## Begin Exercise materials
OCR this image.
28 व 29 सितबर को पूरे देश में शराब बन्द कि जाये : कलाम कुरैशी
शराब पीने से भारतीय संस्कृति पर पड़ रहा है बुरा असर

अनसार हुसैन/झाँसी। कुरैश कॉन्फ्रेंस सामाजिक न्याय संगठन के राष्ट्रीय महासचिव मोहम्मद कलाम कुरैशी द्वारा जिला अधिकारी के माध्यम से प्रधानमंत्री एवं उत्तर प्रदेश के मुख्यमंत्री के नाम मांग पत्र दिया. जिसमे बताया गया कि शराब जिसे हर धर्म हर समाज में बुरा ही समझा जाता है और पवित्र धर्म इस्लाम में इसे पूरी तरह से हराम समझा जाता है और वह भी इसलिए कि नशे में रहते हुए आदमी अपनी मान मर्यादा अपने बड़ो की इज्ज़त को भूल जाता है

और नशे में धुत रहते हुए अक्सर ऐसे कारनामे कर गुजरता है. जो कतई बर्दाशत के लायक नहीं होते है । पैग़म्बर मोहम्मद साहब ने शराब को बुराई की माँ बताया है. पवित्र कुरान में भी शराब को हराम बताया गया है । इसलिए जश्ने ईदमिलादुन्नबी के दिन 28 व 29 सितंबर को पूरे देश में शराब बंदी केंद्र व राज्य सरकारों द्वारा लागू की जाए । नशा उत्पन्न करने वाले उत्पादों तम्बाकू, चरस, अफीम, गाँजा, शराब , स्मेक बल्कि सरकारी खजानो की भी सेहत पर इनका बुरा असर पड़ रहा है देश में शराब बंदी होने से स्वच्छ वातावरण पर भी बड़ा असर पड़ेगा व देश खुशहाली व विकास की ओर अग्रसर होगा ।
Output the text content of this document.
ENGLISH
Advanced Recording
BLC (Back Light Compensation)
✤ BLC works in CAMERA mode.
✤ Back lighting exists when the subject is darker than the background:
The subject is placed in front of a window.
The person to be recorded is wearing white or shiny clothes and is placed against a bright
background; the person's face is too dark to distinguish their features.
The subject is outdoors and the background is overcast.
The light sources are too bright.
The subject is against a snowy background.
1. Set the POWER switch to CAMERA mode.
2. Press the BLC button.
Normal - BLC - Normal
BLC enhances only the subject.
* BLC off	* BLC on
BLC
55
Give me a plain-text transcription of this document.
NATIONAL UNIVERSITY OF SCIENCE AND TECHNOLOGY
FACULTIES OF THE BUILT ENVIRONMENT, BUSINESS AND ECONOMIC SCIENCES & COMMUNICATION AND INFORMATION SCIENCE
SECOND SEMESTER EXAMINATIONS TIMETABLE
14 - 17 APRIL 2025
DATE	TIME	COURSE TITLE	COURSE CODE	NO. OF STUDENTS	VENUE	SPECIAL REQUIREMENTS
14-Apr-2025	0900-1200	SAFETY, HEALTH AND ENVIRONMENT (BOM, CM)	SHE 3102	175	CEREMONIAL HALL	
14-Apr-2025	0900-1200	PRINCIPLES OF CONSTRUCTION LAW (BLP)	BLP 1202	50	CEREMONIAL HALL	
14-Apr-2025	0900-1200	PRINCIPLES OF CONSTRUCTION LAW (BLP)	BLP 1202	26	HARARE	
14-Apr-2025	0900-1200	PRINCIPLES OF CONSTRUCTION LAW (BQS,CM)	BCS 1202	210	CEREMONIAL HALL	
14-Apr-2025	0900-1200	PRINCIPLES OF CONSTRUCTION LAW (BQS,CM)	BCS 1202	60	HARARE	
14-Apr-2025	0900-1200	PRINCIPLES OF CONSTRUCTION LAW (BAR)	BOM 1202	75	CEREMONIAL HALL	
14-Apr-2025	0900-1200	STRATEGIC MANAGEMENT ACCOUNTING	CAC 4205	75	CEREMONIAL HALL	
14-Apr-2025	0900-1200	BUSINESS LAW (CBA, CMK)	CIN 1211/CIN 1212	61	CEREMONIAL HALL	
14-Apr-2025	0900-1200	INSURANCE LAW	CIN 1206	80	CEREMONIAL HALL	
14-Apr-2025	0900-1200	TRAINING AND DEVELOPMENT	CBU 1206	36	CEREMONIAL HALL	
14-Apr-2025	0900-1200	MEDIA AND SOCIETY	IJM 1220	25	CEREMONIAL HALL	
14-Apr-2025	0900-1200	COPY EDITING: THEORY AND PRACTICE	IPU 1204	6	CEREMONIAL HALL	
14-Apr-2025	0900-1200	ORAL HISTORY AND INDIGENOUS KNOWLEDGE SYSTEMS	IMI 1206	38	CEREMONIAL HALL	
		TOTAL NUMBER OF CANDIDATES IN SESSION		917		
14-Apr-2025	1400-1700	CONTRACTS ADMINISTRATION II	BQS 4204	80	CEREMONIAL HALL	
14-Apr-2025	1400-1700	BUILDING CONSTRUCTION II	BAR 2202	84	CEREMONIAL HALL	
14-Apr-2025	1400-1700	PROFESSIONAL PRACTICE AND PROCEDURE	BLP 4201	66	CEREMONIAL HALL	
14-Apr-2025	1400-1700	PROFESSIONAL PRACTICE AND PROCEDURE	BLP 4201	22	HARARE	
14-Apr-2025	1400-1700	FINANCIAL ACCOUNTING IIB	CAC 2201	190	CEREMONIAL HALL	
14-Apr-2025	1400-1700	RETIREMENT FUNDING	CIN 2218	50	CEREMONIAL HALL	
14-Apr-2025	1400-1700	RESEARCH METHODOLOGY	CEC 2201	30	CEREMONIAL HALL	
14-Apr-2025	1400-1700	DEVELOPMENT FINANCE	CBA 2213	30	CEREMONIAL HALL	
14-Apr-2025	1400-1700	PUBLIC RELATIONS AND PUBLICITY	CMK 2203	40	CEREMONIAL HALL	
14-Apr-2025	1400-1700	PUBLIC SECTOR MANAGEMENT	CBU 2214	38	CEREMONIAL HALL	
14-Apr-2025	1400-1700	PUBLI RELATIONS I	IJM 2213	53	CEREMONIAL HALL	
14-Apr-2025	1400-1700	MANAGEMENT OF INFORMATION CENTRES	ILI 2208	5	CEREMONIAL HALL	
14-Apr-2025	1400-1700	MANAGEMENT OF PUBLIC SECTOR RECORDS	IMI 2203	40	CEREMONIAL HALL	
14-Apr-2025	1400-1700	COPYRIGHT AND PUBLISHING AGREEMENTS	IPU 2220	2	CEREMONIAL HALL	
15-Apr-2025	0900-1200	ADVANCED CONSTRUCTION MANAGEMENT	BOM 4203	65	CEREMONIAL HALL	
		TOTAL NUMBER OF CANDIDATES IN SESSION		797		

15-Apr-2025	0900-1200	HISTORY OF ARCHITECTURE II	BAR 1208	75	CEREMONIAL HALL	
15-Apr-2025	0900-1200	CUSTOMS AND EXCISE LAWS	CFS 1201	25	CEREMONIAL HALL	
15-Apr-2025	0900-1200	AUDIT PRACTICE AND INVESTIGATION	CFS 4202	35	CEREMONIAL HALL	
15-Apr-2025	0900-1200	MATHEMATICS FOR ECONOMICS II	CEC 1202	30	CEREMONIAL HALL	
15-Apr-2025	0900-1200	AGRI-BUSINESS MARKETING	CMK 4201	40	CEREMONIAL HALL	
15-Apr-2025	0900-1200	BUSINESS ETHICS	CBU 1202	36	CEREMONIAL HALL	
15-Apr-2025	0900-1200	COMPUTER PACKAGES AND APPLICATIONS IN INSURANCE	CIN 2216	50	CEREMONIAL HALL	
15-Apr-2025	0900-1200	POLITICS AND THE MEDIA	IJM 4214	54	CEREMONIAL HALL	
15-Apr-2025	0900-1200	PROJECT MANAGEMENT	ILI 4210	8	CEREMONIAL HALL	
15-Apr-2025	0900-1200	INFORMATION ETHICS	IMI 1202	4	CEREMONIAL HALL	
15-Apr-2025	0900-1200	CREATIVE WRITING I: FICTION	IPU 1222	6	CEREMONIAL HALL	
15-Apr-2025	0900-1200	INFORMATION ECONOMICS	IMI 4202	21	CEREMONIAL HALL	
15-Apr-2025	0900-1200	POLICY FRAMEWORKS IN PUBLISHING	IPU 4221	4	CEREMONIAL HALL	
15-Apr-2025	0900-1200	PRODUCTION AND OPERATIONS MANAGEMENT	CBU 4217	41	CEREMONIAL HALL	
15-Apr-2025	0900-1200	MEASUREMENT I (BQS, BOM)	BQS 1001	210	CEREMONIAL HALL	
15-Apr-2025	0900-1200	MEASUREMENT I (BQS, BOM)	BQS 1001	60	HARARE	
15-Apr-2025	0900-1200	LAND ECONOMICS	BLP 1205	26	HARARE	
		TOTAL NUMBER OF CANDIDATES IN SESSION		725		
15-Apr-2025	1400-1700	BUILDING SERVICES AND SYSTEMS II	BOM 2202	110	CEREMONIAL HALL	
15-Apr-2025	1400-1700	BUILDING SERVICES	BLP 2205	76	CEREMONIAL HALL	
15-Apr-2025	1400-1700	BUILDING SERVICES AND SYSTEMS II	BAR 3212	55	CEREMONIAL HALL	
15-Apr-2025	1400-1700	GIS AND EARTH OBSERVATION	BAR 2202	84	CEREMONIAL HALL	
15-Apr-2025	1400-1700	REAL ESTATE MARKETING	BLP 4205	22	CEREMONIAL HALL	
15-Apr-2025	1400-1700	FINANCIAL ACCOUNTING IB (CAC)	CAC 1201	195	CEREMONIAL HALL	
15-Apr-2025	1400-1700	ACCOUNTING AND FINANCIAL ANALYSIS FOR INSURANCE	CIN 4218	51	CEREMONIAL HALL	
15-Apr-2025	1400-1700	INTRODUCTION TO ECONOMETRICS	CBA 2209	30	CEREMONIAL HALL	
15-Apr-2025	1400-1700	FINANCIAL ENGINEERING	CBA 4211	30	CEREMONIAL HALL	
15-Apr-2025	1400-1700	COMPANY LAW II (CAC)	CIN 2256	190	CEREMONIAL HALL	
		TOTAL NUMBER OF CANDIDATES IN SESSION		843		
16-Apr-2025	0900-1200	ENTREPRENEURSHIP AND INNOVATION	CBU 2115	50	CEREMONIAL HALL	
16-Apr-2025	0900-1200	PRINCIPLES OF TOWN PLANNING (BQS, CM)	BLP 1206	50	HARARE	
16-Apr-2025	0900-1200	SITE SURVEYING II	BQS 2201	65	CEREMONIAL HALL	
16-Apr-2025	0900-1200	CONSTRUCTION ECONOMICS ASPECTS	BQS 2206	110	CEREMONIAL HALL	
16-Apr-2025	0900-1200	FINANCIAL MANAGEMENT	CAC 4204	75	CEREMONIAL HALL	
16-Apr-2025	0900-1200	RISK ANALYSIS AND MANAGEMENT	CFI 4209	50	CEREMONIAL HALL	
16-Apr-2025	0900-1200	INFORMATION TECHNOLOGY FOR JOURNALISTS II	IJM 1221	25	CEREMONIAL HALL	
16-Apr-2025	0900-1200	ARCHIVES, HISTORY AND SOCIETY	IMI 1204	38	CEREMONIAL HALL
## End Exercise materials
Using the listing above, gather each line that holds the string "MEASUREMENT" and copy it.

_Final result_
15-Apr-2025	0900-1200	MEASUREMENT I (BQS, BOM)	BQS 1001	210	CEREMONIAL HALL	
15-Apr-2025	0900-1200	MEASUREMENT I (BQS, BOM)	BQS 1001	60	HARARE	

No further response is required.